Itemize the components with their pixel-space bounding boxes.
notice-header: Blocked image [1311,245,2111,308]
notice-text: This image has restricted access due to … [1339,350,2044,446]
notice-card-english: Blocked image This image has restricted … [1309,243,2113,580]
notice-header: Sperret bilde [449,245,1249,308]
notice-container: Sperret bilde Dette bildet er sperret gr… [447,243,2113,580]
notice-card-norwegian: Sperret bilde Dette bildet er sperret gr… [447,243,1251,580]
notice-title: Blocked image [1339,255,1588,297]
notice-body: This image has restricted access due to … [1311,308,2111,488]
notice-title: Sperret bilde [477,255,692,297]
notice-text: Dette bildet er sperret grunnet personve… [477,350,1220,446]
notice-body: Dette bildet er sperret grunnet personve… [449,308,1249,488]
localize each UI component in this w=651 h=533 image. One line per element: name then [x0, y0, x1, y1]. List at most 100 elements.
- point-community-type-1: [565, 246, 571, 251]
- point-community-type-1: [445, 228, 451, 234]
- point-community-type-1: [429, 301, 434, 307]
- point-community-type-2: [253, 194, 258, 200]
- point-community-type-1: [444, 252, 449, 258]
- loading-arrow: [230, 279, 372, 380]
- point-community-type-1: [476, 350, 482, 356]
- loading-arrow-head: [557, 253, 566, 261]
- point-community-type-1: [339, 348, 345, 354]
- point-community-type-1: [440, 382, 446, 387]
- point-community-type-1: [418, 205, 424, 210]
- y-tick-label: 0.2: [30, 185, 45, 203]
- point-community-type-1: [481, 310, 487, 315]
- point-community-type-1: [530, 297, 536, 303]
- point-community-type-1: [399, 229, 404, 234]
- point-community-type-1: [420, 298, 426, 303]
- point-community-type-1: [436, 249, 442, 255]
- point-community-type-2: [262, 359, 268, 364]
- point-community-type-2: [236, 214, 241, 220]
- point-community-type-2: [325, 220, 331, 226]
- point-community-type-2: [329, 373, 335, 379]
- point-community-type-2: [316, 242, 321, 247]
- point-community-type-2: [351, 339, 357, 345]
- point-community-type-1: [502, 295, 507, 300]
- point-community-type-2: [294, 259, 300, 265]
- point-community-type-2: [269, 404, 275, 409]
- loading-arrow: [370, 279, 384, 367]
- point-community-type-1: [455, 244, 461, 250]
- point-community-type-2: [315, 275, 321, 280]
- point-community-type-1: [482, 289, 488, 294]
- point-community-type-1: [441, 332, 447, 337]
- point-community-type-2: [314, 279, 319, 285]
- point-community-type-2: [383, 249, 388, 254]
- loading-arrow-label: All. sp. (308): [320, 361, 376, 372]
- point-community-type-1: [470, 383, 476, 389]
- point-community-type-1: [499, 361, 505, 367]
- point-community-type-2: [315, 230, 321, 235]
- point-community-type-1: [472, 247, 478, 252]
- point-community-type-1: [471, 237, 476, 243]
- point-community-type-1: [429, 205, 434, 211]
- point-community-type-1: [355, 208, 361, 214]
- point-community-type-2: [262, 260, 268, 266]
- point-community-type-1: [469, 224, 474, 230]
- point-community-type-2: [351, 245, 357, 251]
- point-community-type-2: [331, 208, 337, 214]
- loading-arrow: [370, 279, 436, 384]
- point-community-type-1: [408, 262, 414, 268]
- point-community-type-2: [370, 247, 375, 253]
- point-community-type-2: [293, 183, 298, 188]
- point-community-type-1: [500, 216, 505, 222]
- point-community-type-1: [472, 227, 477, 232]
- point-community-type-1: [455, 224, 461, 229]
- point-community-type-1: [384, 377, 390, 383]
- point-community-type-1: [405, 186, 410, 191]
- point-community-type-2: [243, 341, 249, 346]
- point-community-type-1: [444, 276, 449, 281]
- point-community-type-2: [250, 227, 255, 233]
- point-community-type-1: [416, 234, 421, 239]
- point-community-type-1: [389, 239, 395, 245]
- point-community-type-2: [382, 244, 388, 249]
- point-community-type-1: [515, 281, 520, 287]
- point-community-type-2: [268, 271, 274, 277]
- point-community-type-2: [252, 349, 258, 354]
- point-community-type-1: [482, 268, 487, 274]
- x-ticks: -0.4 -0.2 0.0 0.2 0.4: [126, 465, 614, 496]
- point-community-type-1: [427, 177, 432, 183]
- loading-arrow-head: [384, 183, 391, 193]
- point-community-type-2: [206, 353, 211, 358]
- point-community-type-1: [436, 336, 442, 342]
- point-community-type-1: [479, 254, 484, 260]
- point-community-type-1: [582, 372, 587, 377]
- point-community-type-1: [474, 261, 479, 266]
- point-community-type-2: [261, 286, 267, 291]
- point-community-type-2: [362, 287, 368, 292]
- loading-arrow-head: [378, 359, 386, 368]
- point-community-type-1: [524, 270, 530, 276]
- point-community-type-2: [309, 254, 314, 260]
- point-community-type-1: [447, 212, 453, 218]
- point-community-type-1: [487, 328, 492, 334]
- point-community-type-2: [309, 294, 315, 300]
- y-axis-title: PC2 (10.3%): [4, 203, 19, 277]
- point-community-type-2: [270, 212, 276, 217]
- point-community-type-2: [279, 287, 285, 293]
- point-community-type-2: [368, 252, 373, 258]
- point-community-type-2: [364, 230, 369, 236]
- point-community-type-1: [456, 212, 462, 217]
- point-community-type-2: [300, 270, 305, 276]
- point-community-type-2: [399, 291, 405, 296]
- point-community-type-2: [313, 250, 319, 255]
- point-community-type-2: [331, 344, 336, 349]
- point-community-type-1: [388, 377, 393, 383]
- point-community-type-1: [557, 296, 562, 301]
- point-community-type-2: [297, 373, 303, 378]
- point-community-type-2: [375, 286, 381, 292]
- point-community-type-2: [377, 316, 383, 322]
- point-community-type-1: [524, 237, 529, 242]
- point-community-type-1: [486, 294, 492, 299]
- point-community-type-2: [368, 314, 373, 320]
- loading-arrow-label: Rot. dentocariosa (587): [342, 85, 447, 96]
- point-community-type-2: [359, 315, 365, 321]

_ _ _

TO DO:
Convert every line of all the entries above into a JSON array of strings, with one string per line and blank lines omitted.

TASK ANSWER:
[
  "Itemize the components with their pixel-space bounding boxes.",
  "notice-header: Blocked image [1311,245,2111,308]",
  "notice-text: This image has restricted access due to … [1339,350,2044,446]",
  "notice-card-english: Blocked image This image has restricted … [1309,243,2113,580]",
  "notice-header: Sperret bilde [449,245,1249,308]",
  "notice-container: Sperret bilde Dette bildet er sperret gr… [447,243,2113,580]",
  "notice-card-norwegian: Sperret bilde Dette bildet er sperret gr… [447,243,1251,580]",
  "notice-title: Blocked image [1339,255,1588,297]",
  "notice-body: This image has restricted access due to … [1311,308,2111,488]",
  "notice-title: Sperret bilde [477,255,692,297]",
  "notice-text: Dette bildet er sperret grunnet personve… [477,350,1220,446]",
  "notice-body: Dette bildet er sperret grunnet personve… [449,308,1249,488]",
  "localize each UI component in this w=651 h=533 image. One line per element: name then [x0, y0, x1, y1]. List at most 100 elements.",
  "- point-community-type-1: [565, 246, 571, 251]",
  "- point-community-type-1: [445, 228, 451, 234]",
  "- point-community-type-1: [429, 301, 434, 307]",
  "- point-community-type-2: [253, 194, 258, 200]",
  "- point-community-type-1: [444, 252, 449, 258]",
  "- loading-arrow: [230, 279, 372, 380]",
  "- point-community-type-1: [476, 350, 482, 356]",
  "- loading-arrow-head: [557, 253, 566, 261]",
  "- point-community-type-1: [339, 348, 345, 354]",
  "- point-community-type-1: [440, 382, 446, 387]",
  "- point-community-type-1: [418, 205, 424, 210]",
  "- y-tick-label: 0.2: [30, 185, 45, 203]",
  "- point-community-type-1: [481, 310, 487, 315]",
  "- point-community-type-1: [530, 297, 536, 303]",
  "- point-community-type-1: [399, 229, 404, 234]",
  "- point-community-type-1: [420, 298, 426, 303]",
  "- point-community-type-1: [436, 249, 442, 255]",
  "- point-community-type-2: [262, 359, 268, 364]",
  "- point-community-type-2: [236, 214, 241, 220]",
  "- point-community-type-2: [325, 220, 331, 226]",
  "- point-community-type-2: [329, 373, 335, 379]",
  "- point-community-type-2: [316, 242, 321, 247]",
  "- point-community-type-2: [351, 339, 357, 345]",
  "- point-community-type-1: [502, 295, 507, 300]",
  "- point-community-type-2: [294, 259, 300, 265]",
  "- point-community-type-2: [269, 404, 275, 409]",
  "- loading-arrow: [370, 279, 384, 367]",
  "- point-community-type-1: [455, 244, 461, 250]",
  "- point-community-type-2: [315, 275, 321, 280]",
  "- point-community-type-1: [482, 289, 488, 294]",
  "- point-community-type-1: [441, 332, 447, 337]",
  "- point-community-type-2: [314, 279, 319, 285]",
  "- point-community-type-2: [383, 249, 388, 254]",
  "- loading-arrow-label: All. sp. (308): [320, 361, 376, 372]",
  "- point-community-type-1: [470, 383, 476, 389]",
  "- point-community-type-1: [499, 361, 505, 367]",
  "- point-community-type-2: [315, 230, 321, 235]",
  "- point-community-type-1: [472, 247, 478, 252]",
  "- point-community-type-1: [471, 237, 476, 243]",
  "- point-community-type-1: [429, 205, 434, 211]",
  "- point-community-type-1: [355, 208, 361, 214]",
  "- point-community-type-2: [262, 260, 268, 266]",
  "- point-community-type-1: [469, 224, 474, 230]",
  "- point-community-type-2: [351, 245, 357, 251]",
  "- point-community-type-2: [331, 208, 337, 214]",
  "- loading-arrow: [370, 279, 436, 384]",
  "- point-community-type-1: [408, 262, 414, 268]",
  "- point-community-type-2: [370, 247, 375, 253]",
  "- point-community-type-2: [293, 183, 298, 188]",
  "- point-community-type-1: [500, 216, 505, 222]",
  "- point-community-type-1: [472, 227, 477, 232]",
  "- point-community-type-1: [455, 224, 461, 229]",
  "- point-community-type-1: [384, 377, 390, 383]",
  "- point-community-type-1: [405, 186, 410, 191]",
  "- point-community-type-2: [243, 341, 249, 346]",
  "- point-community-type-1: [444, 276, 449, 281]",
  "- point-community-type-2: [250, 227, 255, 233]",
  "- point-community-type-1: [416, 234, 421, 239]",
  "- point-community-type-1: [389, 239, 395, 245]",
  "- point-community-type-2: [382, 244, 388, 249]",
  "- point-community-type-1: [515, 281, 520, 287]",
  "- point-community-type-2: [268, 271, 274, 277]",
  "- point-community-type-2: [252, 349, 258, 354]",
  "- point-community-type-1: [482, 268, 487, 274]",
  "- x-ticks: -0.4 -0.2 0.0 0.2 0.4: [126, 465, 614, 496]",
  "- point-community-type-1: [427, 177, 432, 183]",
  "- loading-arrow-head: [384, 183, 391, 193]",
  "- point-community-type-2: [206, 353, 211, 358]",
  "- point-community-type-1: [436, 336, 442, 342]",
  "- point-community-type-1: [479, 254, 484, 260]",
  "- point-community-type-1: [582, 372, 587, 377]",
  "- point-community-type-1: [474, 261, 479, 266]",
  "- point-community-type-2: [261, 286, 267, 291]",
  "- point-community-type-2: [362, 287, 368, 292]",
  "- loading-arrow-head: [378, 359, 386, 368]",
  "- point-community-type-1: [524, 270, 530, 276]",
  "- point-community-type-2: [309, 254, 314, 260]",
  "- point-community-type-1: [447, 212, 453, 218]",
  "- point-community-type-1: [487, 328, 492, 334]",
  "- point-community-type-2: [309, 294, 315, 300]",
  "- y-axis-title: PC2 (10.3%): [4, 203, 19, 277]",
  "- point-community-type-2: [270, 212, 276, 217]",
  "- point-community-type-2: [279, 287, 285, 293]",
  "- point-community-type-2: [368, 252, 373, 258]",
  "- point-community-type-2: [364, 230, 369, 236]",
  "- point-community-type-1: [456, 212, 462, 217]",
  "- point-community-type-2: [300, 270, 305, 276]",
  "- point-community-type-2: [399, 291, 405, 296]",
  "- point-community-type-2: [313, 250, 319, 255]",
  "- point-community-type-2: [331, 344, 336, 349]",
  "- point-community-type-1: [388, 377, 393, 383]",
  "- point-community-type-1: [557, 296, 562, 301]",
  "- point-community-type-2: [297, 373, 303, 378]",
  "- point-community-type-2: [375, 286, 381, 292]",
  "- point-community-type-2: [377, 316, 383, 322]",
  "- point-community-type-1: [524, 237, 529, 242]",
  "- point-community-type-1: [486, 294, 492, 299]",
  "- point-community-type-2: [368, 314, 373, 320]",
  "- loading-arrow-label: Rot. dentocariosa (587): [342, 85, 447, 96]",
  "- point-community-type-2: [359, 315, 365, 321]"
]